> Text for analysis:
************
Eventually, I will add the ability to use the word "exactly" before the number, but you can achieve this anyways with clever programming.

Because this is a conditional, we have to increase the indent level.

- If she doesn't:
- Tell Ada to write the text "I do not have stone" on her scroll.
- If she does:
- Tell Ada to write the text "I have stone" on her scroll.
This section of code is the conditional statement "body". The code in here is executed based on how the conditional happened.

[size=0pt]I see a rage coming from many programmers in here about what I am going to say in this section, but if you think about if statements in, say, JavaScript, the initial '{' can be viewed as a label to jump to, as can the '{' after the else.[/size]

- If she doesn't: and  - If she does:
Indent levels in village work like this:
<nothing>
-
  +
   *
    -
     +
      *
(and so on)


You don't need to memorize the pattern. If you get it wrong, the interpreter will kindly tell you which one to use.

The " -" before our command indicates that this is the first indent level. The space after the dash is a stylistic thing, it can be omitted.

The If she does: and If she doesn't: are labels that are jumped to if the condition is true or false, respectively. They can occur in any order. If there is only one of them in the conditional statement "body" and it doesn't apply, the entire conditional will be skipped.

If you run the code above, you will notice that only the text "I do not have stone" shows up on the output ("Community Message Board"). The other code beneath the If she does: label was skipped because it did not apply.

The end of any body section is always signified by a decrease in indentation.
************
> Task directions:
Transcribe the part of the conditionals tutorial that begins at the words "Because this is" and ends after "the conditional happened.".

> Data:
************
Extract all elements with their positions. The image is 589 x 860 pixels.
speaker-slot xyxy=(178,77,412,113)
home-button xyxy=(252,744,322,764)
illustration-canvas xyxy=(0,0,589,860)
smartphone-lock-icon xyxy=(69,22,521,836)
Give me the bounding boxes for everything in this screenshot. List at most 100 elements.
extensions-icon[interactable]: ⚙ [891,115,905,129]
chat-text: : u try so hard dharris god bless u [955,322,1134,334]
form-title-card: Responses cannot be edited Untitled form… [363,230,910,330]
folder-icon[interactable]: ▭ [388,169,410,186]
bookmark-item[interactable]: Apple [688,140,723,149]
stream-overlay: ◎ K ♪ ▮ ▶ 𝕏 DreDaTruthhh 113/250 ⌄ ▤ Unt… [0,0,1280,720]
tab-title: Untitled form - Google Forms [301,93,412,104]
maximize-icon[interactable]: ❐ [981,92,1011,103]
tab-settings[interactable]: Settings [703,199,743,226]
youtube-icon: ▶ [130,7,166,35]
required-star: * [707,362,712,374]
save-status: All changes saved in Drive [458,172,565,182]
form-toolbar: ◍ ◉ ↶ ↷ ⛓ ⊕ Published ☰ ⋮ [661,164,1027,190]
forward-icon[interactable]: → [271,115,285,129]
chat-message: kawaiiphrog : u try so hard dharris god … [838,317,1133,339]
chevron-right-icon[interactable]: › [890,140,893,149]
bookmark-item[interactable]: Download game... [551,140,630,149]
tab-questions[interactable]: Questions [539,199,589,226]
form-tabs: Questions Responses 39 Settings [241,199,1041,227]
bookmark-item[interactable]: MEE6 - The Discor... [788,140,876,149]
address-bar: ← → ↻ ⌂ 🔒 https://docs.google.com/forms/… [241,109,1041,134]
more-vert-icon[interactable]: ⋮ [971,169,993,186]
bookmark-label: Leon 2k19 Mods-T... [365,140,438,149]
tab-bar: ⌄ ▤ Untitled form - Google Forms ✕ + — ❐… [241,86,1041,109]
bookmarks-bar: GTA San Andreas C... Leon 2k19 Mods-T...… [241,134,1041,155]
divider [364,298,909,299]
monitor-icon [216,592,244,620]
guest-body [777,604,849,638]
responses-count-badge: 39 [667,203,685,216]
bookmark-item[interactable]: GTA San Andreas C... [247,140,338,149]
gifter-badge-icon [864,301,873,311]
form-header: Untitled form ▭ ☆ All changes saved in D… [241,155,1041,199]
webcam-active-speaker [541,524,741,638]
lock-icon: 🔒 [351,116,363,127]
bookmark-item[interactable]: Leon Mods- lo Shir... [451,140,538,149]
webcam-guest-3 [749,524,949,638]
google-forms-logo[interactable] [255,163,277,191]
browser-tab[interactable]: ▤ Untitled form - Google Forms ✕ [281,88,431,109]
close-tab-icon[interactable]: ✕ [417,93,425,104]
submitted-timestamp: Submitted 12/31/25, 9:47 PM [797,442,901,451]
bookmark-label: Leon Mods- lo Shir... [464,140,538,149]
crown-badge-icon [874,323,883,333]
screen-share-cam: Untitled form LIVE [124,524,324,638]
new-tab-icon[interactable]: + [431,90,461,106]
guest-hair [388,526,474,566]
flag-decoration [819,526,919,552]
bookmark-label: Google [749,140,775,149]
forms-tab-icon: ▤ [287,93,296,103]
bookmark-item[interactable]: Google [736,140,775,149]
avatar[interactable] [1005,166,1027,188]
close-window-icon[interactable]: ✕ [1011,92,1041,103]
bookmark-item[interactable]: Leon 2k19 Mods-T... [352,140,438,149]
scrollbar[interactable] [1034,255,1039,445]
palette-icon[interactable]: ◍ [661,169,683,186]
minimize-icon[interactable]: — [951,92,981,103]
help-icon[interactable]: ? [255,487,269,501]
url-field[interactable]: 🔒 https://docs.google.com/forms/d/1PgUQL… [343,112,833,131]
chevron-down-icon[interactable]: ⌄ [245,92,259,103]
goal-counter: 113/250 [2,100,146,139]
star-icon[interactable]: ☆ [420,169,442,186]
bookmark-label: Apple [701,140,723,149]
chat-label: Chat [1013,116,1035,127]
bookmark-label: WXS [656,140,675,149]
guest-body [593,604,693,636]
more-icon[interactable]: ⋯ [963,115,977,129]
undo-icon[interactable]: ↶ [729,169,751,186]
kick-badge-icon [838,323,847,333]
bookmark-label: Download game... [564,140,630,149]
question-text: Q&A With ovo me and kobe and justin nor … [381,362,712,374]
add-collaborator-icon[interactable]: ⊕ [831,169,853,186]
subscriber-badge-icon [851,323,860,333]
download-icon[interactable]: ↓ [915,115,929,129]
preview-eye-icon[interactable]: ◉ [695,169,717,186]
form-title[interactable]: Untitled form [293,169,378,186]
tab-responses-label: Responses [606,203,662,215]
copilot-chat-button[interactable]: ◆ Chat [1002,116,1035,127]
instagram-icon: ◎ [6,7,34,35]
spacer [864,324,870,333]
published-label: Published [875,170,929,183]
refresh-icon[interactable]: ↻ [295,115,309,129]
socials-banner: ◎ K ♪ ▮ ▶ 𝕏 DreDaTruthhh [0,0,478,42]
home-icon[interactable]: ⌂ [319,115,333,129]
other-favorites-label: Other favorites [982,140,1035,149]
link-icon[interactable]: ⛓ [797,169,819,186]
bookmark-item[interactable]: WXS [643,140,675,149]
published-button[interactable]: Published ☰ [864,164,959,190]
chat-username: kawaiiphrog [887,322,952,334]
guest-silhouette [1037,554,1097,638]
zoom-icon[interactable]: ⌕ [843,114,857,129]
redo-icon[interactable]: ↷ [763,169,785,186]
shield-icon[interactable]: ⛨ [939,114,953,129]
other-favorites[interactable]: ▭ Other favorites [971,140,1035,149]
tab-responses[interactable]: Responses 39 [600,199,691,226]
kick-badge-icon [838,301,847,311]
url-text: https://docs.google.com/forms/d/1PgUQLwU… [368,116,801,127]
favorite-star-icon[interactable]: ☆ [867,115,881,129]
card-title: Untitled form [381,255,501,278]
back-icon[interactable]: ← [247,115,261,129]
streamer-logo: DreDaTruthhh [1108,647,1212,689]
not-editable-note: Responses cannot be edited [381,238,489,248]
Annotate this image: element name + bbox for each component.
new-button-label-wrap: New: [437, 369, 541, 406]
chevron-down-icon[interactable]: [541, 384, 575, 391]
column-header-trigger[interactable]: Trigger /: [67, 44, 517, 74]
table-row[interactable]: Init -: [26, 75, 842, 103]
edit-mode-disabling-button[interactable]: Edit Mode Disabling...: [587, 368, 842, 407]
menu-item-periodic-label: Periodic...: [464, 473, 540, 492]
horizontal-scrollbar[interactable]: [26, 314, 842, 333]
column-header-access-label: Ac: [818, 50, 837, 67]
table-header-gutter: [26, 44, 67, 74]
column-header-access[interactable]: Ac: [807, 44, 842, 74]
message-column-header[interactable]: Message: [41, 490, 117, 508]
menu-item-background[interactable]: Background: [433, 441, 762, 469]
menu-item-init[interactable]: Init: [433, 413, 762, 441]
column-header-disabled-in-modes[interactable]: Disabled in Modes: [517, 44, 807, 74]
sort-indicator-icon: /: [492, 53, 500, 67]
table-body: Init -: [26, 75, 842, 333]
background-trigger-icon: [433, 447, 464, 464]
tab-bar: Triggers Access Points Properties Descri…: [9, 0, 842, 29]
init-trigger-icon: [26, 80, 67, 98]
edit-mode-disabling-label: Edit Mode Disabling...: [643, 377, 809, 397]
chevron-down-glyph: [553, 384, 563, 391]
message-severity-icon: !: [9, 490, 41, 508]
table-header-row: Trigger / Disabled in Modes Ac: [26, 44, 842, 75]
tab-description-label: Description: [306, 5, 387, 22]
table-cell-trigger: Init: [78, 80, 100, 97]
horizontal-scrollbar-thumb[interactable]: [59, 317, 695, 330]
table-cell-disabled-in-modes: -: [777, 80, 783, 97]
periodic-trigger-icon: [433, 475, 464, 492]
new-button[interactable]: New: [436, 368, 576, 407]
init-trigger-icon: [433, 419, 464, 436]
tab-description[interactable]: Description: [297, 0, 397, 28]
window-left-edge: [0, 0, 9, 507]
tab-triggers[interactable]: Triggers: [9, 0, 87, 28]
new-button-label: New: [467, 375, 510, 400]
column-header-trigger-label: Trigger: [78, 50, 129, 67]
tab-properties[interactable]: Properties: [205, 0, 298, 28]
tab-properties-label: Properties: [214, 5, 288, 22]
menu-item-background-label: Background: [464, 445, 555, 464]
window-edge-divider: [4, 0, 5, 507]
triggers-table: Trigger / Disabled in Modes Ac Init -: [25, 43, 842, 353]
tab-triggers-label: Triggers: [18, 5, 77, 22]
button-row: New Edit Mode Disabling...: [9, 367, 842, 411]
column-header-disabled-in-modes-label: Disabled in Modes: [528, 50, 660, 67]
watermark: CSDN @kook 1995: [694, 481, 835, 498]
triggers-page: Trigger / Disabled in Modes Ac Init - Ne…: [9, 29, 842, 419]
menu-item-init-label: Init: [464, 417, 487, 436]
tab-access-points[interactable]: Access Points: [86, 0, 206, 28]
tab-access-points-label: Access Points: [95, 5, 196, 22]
************
> The answer:
Because this is a conditional, we have to increase the indent level.

- If she doesn't:
- Tell Ada to write the text "I do not have stone" on her scroll.
- If she does:
- Tell Ada to write the text "I have stone" on her scroll.
This section of code is the conditional statement "body". The code in here is executed based on how the conditional happened.